* _TASK REQUIREMENTS_
The data must be returned in full and exactly as given.

* _DATASET EXCERPTS_
** start **
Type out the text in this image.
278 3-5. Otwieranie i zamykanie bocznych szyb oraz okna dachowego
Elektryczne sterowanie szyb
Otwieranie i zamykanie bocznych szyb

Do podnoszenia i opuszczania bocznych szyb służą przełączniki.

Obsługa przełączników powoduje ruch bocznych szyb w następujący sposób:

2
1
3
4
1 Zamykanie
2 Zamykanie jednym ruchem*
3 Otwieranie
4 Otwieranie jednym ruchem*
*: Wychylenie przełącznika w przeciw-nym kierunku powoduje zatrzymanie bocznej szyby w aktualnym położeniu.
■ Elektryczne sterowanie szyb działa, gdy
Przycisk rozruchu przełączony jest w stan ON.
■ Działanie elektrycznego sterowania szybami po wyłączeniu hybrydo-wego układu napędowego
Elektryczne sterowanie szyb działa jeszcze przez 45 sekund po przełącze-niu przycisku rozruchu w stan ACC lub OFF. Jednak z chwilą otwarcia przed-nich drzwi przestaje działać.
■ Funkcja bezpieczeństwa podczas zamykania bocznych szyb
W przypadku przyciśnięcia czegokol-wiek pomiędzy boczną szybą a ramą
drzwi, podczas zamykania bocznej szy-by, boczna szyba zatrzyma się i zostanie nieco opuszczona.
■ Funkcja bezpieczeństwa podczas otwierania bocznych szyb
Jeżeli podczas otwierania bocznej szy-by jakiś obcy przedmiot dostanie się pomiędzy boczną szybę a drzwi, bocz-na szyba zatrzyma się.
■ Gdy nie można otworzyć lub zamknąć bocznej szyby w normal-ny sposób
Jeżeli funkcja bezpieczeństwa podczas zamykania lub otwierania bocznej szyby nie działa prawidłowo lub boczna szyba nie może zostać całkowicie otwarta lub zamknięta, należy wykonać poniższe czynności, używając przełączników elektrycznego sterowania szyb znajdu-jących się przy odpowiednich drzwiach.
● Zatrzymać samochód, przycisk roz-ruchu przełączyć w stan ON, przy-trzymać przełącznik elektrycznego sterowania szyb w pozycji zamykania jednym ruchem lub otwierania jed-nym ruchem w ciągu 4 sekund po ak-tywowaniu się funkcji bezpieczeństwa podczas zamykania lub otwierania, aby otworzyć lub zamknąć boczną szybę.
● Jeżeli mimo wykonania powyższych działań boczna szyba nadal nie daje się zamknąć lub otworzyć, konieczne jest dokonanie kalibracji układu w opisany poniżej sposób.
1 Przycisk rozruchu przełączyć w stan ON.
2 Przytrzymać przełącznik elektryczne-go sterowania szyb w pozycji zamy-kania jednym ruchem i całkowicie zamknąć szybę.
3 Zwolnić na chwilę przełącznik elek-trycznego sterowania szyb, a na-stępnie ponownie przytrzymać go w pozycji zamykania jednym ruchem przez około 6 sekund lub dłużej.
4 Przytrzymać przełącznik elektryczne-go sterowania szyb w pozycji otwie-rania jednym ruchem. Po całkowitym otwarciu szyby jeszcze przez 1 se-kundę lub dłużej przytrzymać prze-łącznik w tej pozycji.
** end **
* _SOLUTION_
Type out the text in this image.
278 3-5. Otwieranie i zamykanie bocznych szyb oraz okna dachowego
Elektryczne sterowanie szyb
Otwieranie i zamykanie bocznych szyb

Do podnoszenia i opuszczania bocznych szyb służą przełączniki.

Obsługa przełączników powoduje ruch bocznych szyb w następujący sposób:

2
1
3
4
1 Zamykanie
2 Zamykanie jednym ruchem*
3 Otwieranie
4 Otwieranie jednym ruchem*
*: Wychylenie przełącznika w przeciw-nym kierunku powoduje zatrzymanie bocznej szyby w aktualnym położeniu.
■ Elektryczne sterowanie szyb działa, gdy
Przycisk rozruchu przełączony jest w stan ON.
■ Działanie elektrycznego sterowania szybami po wyłączeniu hybrydo-wego układu napędowego
Elektryczne sterowanie szyb działa jeszcze przez 45 sekund po przełącze-niu przycisku rozruchu w stan ACC lub OFF. Jednak z chwilą otwarcia przed-nich drzwi przestaje działać.
■ Funkcja bezpieczeństwa podczas zamykania bocznych szyb
W przypadku przyciśnięcia czegokol-wiek pomiędzy boczną szybą a ramą
drzwi, podczas zamykania bocznej szy-by, boczna szyba zatrzyma się i zostanie nieco opuszczona.
■ Funkcja bezpieczeństwa podczas otwierania bocznych szyb
Jeżeli podczas otwierania bocznej szy-by jakiś obcy przedmiot dostanie się pomiędzy boczną szybę a drzwi, bocz-na szyba zatrzyma się.
■ Gdy nie można otworzyć lub zamknąć bocznej szyby w normal-ny sposób
Jeżeli funkcja bezpieczeństwa podczas zamykania lub otwierania bocznej szyby nie działa prawidłowo lub boczna szyba nie może zostać całkowicie otwarta lub zamknięta, należy wykonać poniższe czynności, używając przełączników elektrycznego sterowania szyb znajdu-jących się przy odpowiednich drzwiach.
● Zatrzymać samochód, przycisk roz-ruchu przełączyć w stan ON, przy-trzymać przełącznik elektrycznego sterowania szyb w pozycji zamykania jednym ruchem lub otwierania jed-nym ruchem w ciągu 4 sekund po ak-tywowaniu się funkcji bezpieczeństwa podczas zamykania lub otwierania, aby otworzyć lub zamknąć boczną szybę.
● Jeżeli mimo wykonania powyższych działań boczna szyba nadal nie daje się zamknąć lub otworzyć, konieczne jest dokonanie kalibracji układu w opisany poniżej sposób.
1 Przycisk rozruchu przełączyć w stan ON.
2 Przytrzymać przełącznik elektryczne-go sterowania szyb w pozycji zamy-kania jednym ruchem i całkowicie zamknąć szybę.
3 Zwolnić na chwilę przełącznik elek-trycznego sterowania szyb, a na-stępnie ponownie przytrzymać go w pozycji zamykania jednym ruchem przez około 6 sekund lub dłużej.
4 Przytrzymać przełącznik elektryczne-go sterowania szyb w pozycji otwie-rania jednym ruchem. Po całkowitym otwarciu szyby jeszcze przez 1 se-kundę lub dłużej przytrzymać prze-łącznik w tej pozycji.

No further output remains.